— begin Exercise material —

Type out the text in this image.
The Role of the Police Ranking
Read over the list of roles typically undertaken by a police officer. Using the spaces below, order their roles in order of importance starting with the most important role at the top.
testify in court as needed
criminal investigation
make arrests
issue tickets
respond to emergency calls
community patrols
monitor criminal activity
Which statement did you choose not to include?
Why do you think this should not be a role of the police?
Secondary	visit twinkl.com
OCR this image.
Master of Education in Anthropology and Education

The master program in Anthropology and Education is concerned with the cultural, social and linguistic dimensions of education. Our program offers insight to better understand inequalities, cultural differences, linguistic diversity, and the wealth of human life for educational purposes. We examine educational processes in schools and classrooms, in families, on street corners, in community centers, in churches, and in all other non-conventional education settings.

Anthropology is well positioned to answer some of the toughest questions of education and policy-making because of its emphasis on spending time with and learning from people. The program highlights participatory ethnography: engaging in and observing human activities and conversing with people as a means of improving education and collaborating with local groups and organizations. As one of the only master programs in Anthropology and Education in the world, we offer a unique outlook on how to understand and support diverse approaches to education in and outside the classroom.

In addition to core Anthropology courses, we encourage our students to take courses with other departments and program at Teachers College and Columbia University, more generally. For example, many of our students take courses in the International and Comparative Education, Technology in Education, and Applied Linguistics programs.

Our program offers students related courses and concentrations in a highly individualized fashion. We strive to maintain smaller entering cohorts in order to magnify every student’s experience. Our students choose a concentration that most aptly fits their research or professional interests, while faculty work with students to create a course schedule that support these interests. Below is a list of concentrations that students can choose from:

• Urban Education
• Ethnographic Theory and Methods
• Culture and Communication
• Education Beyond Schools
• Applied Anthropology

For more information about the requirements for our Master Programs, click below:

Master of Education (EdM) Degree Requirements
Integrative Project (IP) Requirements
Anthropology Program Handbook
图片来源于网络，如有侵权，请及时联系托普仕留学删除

— end Exercise material —

Aim: Copy out each line exactly.

Task solution:
Type out the text in this image.
The Role of the Police Ranking
Read over the list of roles typically undertaken by a police officer. Using the spaces below, order their roles in order of importance starting with the most important role at the top.
testify in court as needed
criminal investigation
make arrests
issue tickets
respond to emergency calls
community patrols
monitor criminal activity
Which statement did you choose not to include?
Why do you think this should not be a role of the police?
Secondary	visit twinkl.com
OCR this image.
Master of Education in Anthropology and Education

The master program in Anthropology and Education is concerned with the cultural, social and linguistic dimensions of education. Our program offers insight to better understand inequalities, cultural differences, linguistic diversity, and the wealth of human life for educational purposes. We examine educational processes in schools and classrooms, in families, on street corners, in community centers, in churches, and in all other non-conventional education settings.

Anthropology is well positioned to answer some of the toughest questions of education and policy-making because of its emphasis on spending time with and learning from people. The program highlights participatory ethnography: engaging in and observing human activities and conversing with people as a means of improving education and collaborating with local groups and organizations. As one of the only master programs in Anthropology and Education in the world, we offer a unique outlook on how to understand and support diverse approaches to education in and outside the classroom.

In addition to core Anthropology courses, we encourage our students to take courses with other departments and program at Teachers College and Columbia University, more generally. For example, many of our students take courses in the International and Comparative Education, Technology in Education, and Applied Linguistics programs.

Our program offers students related courses and concentrations in a highly individualized fashion. We strive to maintain smaller entering cohorts in order to magnify every student’s experience. Our students choose a concentration that most aptly fits their research or professional interests, while faculty work with students to create a course schedule that support these interests. Below is a list of concentrations that students can choose from:

• Urban Education
• Ethnographic Theory and Methods
• Culture and Communication
• Education Beyond Schools
• Applied Anthropology

For more information about the requirements for our Master Programs, click below:

Master of Education (EdM) Degree Requirements
Integrative Project (IP) Requirements
Anthropology Program Handbook
图片来源于网络，如有侵权，请及时联系托普仕留学删除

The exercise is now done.